§ Data excerpts:
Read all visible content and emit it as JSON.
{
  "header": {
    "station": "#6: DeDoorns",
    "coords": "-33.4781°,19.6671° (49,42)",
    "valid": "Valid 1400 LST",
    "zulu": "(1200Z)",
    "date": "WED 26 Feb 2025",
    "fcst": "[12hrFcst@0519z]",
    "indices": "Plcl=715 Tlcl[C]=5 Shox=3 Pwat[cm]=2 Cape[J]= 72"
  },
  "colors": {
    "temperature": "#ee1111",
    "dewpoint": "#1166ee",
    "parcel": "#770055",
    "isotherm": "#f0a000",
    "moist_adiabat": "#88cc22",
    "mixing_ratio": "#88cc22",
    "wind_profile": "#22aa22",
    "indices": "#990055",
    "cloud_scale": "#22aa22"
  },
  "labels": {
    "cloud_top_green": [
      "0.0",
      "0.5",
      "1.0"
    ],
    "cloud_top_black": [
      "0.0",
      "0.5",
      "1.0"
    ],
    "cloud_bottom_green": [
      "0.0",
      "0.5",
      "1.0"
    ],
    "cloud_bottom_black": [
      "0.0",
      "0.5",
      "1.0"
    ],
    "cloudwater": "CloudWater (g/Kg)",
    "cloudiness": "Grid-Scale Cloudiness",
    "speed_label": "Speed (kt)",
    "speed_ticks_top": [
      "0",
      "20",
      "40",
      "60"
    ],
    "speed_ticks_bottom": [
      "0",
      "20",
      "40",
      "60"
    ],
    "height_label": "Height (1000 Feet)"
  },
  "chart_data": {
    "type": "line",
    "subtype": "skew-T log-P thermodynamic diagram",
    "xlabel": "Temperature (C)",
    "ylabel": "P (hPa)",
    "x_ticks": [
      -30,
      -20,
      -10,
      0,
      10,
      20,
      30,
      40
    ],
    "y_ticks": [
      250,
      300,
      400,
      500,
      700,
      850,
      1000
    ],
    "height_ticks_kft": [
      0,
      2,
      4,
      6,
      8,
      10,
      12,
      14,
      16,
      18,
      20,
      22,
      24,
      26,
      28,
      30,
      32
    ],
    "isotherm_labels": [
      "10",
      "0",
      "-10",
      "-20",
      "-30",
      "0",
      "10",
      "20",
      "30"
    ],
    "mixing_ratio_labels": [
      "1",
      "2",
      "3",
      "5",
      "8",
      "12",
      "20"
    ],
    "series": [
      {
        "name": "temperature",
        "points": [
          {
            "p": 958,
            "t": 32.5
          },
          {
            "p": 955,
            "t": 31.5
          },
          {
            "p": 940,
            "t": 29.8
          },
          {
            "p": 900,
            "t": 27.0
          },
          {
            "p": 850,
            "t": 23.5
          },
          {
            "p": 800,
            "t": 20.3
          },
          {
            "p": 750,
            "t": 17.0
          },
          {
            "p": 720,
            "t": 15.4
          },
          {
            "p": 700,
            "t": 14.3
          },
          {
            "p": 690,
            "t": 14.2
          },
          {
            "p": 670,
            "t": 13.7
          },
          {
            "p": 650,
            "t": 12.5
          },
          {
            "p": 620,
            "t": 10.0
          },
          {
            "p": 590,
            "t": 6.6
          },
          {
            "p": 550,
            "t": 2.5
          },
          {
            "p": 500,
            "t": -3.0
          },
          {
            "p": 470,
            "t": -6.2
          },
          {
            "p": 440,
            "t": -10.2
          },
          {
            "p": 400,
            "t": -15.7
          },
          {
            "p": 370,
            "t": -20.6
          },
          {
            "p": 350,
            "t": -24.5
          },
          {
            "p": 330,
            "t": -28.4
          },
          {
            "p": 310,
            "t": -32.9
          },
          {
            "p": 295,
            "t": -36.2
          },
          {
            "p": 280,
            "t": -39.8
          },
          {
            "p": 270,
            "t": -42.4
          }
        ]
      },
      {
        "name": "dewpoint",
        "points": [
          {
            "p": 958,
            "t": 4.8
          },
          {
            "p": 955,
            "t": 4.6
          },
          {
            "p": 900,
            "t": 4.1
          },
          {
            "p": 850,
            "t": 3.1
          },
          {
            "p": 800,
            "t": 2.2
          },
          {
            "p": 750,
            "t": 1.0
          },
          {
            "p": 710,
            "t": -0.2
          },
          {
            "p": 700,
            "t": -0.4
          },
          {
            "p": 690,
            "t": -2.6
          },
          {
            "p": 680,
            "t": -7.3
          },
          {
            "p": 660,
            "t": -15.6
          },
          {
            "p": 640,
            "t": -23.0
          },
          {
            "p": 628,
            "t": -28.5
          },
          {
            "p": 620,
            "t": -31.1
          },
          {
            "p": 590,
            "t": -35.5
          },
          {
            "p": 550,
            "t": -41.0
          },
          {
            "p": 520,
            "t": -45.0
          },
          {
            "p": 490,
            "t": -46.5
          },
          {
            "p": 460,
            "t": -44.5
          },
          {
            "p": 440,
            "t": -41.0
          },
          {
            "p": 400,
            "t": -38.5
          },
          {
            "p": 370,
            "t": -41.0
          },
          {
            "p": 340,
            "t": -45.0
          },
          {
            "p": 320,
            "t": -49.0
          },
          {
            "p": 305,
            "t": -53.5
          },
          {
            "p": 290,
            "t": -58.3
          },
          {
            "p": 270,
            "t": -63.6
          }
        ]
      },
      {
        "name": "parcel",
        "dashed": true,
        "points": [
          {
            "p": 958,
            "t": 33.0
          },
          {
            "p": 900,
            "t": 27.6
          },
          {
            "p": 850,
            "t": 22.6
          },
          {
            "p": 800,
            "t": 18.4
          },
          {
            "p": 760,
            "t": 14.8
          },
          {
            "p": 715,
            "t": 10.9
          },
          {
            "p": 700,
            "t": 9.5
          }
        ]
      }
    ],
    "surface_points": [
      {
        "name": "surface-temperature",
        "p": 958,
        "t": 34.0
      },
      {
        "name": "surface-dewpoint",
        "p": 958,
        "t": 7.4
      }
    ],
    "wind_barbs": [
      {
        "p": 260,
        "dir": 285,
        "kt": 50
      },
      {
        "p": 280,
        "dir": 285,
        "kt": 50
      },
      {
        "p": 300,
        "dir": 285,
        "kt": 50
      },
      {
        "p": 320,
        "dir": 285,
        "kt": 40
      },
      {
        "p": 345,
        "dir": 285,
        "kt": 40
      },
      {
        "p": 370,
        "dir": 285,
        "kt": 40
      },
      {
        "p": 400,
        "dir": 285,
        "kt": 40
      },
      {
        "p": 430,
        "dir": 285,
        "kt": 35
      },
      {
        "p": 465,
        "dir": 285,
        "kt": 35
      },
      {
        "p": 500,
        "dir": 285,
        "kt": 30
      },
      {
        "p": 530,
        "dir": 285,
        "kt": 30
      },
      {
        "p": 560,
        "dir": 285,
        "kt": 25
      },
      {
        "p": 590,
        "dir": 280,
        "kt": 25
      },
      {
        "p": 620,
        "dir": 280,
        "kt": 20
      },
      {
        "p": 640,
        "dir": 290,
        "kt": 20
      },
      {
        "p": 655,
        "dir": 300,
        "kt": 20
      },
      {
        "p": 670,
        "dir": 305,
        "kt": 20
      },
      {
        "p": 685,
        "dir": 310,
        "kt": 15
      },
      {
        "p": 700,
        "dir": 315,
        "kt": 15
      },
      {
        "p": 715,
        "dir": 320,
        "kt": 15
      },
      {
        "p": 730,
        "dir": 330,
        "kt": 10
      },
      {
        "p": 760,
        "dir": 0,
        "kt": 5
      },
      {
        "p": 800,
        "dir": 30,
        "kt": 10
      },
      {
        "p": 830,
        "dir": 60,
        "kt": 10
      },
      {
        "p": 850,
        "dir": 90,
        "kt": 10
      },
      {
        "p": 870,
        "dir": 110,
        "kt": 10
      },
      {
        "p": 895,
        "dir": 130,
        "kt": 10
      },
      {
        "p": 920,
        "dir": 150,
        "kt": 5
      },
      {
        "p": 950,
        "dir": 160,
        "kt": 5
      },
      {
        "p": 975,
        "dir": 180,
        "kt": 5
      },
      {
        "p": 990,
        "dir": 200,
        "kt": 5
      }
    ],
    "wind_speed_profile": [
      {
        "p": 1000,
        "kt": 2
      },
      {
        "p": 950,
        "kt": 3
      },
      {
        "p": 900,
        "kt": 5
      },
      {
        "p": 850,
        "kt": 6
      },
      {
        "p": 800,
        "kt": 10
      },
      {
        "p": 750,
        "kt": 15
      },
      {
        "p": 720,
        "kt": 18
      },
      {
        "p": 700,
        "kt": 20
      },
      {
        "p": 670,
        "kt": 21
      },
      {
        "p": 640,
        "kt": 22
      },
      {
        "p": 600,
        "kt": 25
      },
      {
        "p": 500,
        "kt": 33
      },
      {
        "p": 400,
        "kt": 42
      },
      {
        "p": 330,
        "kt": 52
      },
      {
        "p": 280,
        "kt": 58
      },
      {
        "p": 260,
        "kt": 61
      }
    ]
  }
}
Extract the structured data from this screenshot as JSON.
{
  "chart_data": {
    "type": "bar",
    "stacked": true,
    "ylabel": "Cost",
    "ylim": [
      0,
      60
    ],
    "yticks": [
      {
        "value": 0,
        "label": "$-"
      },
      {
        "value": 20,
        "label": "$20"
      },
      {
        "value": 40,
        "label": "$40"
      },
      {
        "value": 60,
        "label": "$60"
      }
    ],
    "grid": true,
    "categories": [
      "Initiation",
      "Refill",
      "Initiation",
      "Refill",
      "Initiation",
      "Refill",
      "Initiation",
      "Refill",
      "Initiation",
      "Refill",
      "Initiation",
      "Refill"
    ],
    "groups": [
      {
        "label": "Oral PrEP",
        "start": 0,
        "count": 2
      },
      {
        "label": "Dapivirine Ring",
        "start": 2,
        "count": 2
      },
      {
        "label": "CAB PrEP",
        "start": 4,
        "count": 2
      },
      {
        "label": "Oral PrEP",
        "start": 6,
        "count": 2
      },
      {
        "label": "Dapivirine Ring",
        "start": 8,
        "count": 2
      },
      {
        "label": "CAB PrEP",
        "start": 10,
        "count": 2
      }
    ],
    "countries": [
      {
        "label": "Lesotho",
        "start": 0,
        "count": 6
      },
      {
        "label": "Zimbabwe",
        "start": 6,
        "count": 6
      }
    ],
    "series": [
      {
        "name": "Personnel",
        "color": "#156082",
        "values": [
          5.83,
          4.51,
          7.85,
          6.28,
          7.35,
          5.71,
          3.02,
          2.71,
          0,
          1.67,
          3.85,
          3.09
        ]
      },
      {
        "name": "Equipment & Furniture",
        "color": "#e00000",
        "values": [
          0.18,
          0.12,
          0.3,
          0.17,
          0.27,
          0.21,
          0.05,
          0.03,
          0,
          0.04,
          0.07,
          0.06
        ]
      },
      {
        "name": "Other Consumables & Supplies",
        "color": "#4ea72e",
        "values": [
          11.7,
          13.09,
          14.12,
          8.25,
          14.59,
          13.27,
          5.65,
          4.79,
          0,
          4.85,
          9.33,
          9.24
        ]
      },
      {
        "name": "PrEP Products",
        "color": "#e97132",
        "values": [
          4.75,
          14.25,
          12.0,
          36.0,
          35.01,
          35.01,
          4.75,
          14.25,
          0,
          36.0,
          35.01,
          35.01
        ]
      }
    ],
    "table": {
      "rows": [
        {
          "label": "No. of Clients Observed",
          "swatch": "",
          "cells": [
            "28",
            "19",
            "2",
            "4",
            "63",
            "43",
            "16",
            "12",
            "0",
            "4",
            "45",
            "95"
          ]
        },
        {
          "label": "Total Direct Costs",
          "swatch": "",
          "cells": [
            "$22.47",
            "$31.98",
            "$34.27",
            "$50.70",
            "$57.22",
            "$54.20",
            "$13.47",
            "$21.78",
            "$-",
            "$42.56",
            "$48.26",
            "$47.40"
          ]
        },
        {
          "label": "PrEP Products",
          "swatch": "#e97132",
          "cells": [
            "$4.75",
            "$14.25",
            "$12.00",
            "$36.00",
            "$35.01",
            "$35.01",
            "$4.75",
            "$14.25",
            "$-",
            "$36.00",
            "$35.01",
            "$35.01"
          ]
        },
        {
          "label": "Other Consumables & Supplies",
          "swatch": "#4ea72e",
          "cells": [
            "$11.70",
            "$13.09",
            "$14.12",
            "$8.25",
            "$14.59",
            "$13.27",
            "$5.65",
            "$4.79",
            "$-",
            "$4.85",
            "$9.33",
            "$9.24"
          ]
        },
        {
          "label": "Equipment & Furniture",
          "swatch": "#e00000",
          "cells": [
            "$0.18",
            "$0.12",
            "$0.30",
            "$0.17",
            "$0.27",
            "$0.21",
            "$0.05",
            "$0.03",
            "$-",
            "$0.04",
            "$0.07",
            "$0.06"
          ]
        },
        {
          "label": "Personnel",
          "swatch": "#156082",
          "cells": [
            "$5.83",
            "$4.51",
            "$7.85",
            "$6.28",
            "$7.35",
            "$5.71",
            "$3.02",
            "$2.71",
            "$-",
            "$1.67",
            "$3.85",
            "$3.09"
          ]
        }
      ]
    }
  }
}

§ Required work: Tell how many lines of the data above hold the string "Equipment". Give only the number.

§ Correct answer: 2